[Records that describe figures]
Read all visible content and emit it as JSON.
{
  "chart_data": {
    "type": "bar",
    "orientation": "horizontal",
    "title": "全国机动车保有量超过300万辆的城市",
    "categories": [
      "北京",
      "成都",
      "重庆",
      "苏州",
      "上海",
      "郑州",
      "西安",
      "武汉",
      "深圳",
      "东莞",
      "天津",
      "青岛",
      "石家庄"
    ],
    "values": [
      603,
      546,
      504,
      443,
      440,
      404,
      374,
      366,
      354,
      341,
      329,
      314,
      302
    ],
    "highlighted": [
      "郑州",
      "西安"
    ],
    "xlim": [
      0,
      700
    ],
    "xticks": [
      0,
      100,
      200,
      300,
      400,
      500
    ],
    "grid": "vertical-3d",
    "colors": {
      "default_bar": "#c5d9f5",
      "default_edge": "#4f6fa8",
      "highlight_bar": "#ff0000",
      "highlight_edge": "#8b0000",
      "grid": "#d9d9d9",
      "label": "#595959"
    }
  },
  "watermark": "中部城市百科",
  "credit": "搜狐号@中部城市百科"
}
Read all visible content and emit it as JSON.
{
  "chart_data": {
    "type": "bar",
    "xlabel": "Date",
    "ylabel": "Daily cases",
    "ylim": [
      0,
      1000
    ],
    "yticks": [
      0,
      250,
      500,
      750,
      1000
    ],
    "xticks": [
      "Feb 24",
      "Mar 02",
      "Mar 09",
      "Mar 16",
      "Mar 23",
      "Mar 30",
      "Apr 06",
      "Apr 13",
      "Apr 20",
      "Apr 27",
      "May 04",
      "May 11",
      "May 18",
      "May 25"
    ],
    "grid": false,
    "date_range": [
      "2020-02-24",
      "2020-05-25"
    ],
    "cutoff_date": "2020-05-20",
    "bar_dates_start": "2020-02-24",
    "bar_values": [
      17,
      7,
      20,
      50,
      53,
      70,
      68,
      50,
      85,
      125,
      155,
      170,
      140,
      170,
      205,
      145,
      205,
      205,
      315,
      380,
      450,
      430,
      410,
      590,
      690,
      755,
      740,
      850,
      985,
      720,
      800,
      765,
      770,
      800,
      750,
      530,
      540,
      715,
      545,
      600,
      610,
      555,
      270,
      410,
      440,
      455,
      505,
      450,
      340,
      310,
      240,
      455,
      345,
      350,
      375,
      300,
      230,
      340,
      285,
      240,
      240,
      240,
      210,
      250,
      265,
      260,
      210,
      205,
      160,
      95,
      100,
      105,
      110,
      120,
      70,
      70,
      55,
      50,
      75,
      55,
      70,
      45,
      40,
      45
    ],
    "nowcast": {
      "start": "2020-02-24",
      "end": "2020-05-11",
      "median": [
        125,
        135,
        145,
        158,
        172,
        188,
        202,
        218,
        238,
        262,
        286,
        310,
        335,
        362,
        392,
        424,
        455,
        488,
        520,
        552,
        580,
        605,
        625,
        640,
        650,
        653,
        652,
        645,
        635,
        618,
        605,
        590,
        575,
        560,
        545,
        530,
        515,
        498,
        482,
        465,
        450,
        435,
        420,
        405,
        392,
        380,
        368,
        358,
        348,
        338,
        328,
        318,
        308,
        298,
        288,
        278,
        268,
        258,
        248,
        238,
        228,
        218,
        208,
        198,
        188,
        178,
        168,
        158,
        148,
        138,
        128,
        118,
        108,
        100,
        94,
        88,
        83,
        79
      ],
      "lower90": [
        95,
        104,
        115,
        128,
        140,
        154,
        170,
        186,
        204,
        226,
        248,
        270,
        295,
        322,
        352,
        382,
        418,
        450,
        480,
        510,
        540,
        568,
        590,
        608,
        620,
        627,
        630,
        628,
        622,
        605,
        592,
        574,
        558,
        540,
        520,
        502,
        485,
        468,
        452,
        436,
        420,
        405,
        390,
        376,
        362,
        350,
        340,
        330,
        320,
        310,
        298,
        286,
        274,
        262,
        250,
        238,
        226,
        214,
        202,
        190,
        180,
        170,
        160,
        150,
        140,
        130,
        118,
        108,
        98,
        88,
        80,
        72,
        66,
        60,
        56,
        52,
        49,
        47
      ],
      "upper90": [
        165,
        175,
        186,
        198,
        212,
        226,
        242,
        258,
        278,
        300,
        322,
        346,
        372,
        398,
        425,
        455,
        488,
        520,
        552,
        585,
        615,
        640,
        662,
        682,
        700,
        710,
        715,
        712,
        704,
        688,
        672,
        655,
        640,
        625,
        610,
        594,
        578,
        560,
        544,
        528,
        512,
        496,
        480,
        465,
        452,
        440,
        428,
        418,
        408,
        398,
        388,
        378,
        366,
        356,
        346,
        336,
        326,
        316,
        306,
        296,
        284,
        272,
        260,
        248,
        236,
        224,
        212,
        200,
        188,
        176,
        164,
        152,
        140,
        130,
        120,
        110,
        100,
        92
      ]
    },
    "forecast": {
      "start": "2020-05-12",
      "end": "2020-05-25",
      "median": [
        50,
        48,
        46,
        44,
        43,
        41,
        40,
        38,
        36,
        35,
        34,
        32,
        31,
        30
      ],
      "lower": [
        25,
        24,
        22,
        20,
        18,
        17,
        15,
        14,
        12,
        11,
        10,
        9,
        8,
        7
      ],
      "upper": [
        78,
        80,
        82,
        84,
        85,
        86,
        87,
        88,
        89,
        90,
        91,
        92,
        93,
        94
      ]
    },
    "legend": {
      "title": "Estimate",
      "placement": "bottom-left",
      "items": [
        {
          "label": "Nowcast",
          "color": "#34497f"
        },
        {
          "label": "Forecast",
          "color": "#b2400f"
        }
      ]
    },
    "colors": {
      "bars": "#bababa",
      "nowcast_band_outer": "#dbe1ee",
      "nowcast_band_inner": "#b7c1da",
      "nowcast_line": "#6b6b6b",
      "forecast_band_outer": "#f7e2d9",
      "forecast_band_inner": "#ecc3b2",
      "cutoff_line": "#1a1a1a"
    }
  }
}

_What is expected_
Transcribe the entire listing above precisely.

_Task result_
Read all visible content and emit it as JSON.
{
  "chart_data": {
    "type": "bar",
    "orientation": "horizontal",
    "title": "全国机动车保有量超过300万辆的城市",
    "categories": [
      "北京",
      "成都",
      "重庆",
      "苏州",
      "上海",
      "郑州",
      "西安",
      "武汉",
      "深圳",
      "东莞",
      "天津",
      "青岛",
      "石家庄"
    ],
    "values": [
      603,
      546,
      504,
      443,
      440,
      404,
      374,
      366,
      354,
      341,
      329,
      314,
      302
    ],
    "highlighted": [
      "郑州",
      "西安"
    ],
    "xlim": [
      0,
      700
    ],
    "xticks": [
      0,
      100,
      200,
      300,
      400,
      500
    ],
    "grid": "vertical-3d",
    "colors": {
      "default_bar": "#c5d9f5",
      "default_edge": "#4f6fa8",
      "highlight_bar": "#ff0000",
      "highlight_edge": "#8b0000",
      "grid": "#d9d9d9",
      "label": "#595959"
    }
  },
  "watermark": "中部城市百科",
  "credit": "搜狐号@中部城市百科"
}
Read all visible content and emit it as JSON.
{
  "chart_data": {
    "type": "bar",
    "xlabel": "Date",
    "ylabel": "Daily cases",
    "ylim": [
      0,
      1000
    ],
    "yticks": [
      0,
      250,
      500,
      750,
      1000
    ],
    "xticks": [
      "Feb 24",
      "Mar 02",
      "Mar 09",
      "Mar 16",
      "Mar 23",
      "Mar 30",
      "Apr 06",
      "Apr 13",
      "Apr 20",
      "Apr 27",
      "May 04",
      "May 11",
      "May 18",
      "May 25"
    ],
    "grid": false,
    "date_range": [
      "2020-02-24",
      "2020-05-25"
    ],
    "cutoff_date": "2020-05-20",
    "bar_dates_start": "2020-02-24",
    "bar_values": [
      17,
      7,
      20,
      50,
      53,
      70,
      68,
      50,
      85,
      125,
      155,
      170,
      140,
      170,
      205,
      145,
      205,
      205,
      315,
      380,
      450,
      430,
      410,
      590,
      690,
      755,
      740,
      850,
      985,
      720,
      800,
      765,
      770,
      800,
      750,
      530,
      540,
      715,
      545,
      600,
      610,
      555,
      270,
      410,
      440,
      455,
      505,
      450,
      340,
      310,
      240,
      455,
      345,
      350,
      375,
      300,
      230,
      340,
      285,
      240,
      240,
      240,
      210,
      250,
      265,
      260,
      210,
      205,
      160,
      95,
      100,
      105,
      110,
      120,
      70,
      70,
      55,
      50,
      75,
      55,
      70,
      45,
      40,
      45
    ],
    "nowcast": {
      "start": "2020-02-24",
      "end": "2020-05-11",
      "median": [
        125,
        135,
        145,
        158,
        172,
        188,
        202,
        218,
        238,
        262,
        286,
        310,
        335,
        362,
        392,
        424,
        455,
        488,
        520,
        552,
        580,
        605,
        625,
        640,
        650,
        653,
        652,
        645,
        635,
        618,
        605,
        590,
        575,
        560,
        545,
        530,
        515,
        498,
        482,
        465,
        450,
        435,
        420,
        405,
        392,
        380,
        368,
        358,
        348,
        338,
        328,
        318,
        308,
        298,
        288,
        278,
        268,
        258,
        248,
        238,
        228,
        218,
        208,
        198,
        188,
        178,
        168,
        158,
        148,
        138,
        128,
        118,
        108,
        100,
        94,
        88,
        83,
        79
      ],
      "lower90": [
        95,
        104,
        115,
        128,
        140,
        154,
        170,
        186,
        204,
        226,
        248,
        270,
        295,
        322,
        352,
        382,
        418,
        450,
        480,
        510,
        540,
        568,
        590,
        608,
        620,
        627,
        630,
        628,
        622,
        605,
        592,
        574,
        558,
        540,
        520,
        502,
        485,
        468,
        452,
        436,
        420,
        405,
        390,
        376,
        362,
        350,
        340,
        330,
        320,
        310,
        298,
        286,
        274,
        262,
        250,
        238,
        226,
        214,
        202,
        190,
        180,
        170,
        160,
        150,
        140,
        130,
        118,
        108,
        98,
        88,
        80,
        72,
        66,
        60,
        56,
        52,
        49,
        47
      ],
      "upper90": [
        165,
        175,
        186,
        198,
        212,
        226,
        242,
        258,
        278,
        300,
        322,
        346,
        372,
        398,
        425,
        455,
        488,
        520,
        552,
        585,
        615,
        640,
        662,
        682,
        700,
        710,
        715,
        712,
        704,
        688,
        672,
        655,
        640,
        625,
        610,
        594,
        578,
        560,
        544,
        528,
        512,
        496,
        480,
        465,
        452,
        440,
        428,
        418,
        408,
        398,
        388,
        378,
        366,
        356,
        346,
        336,
        326,
        316,
        306,
        296,
        284,
        272,
        260,
        248,
        236,
        224,
        212,
        200,
        188,
        176,
        164,
        152,
        140,
        130,
        120,
        110,
        100,
        92
      ]
    },
    "forecast": {
      "start": "2020-05-12",
      "end": "2020-05-25",
      "median": [
        50,
        48,
        46,
        44,
        43,
        41,
        40,
        38,
        36,
        35,
        34,
        32,
        31,
        30
      ],
      "lower": [
        25,
        24,
        22,
        20,
        18,
        17,
        15,
        14,
        12,
        11,
        10,
        9,
        8,
        7
      ],
      "upper": [
        78,
        80,
        82,
        84,
        85,
        86,
        87,
        88,
        89,
        90,
        91,
        92,
        93,
        94
      ]
    },
    "legend": {
      "title": "Estimate",
      "placement": "bottom-left",
      "items": [
        {
          "label": "Nowcast",
          "color": "#34497f"
        },
        {
          "label": "Forecast",
          "color": "#b2400f"
        }
      ]
    },
    "colors": {
      "bars": "#bababa",
      "nowcast_band_outer": "#dbe1ee",
      "nowcast_band_inner": "#b7c1da",
      "nowcast_line": "#6b6b6b",
      "forecast_band_outer": "#f7e2d9",
      "forecast_band_inner": "#ecc3b2",
      "cutoff_line": "#1a1a1a"
    }
  }
}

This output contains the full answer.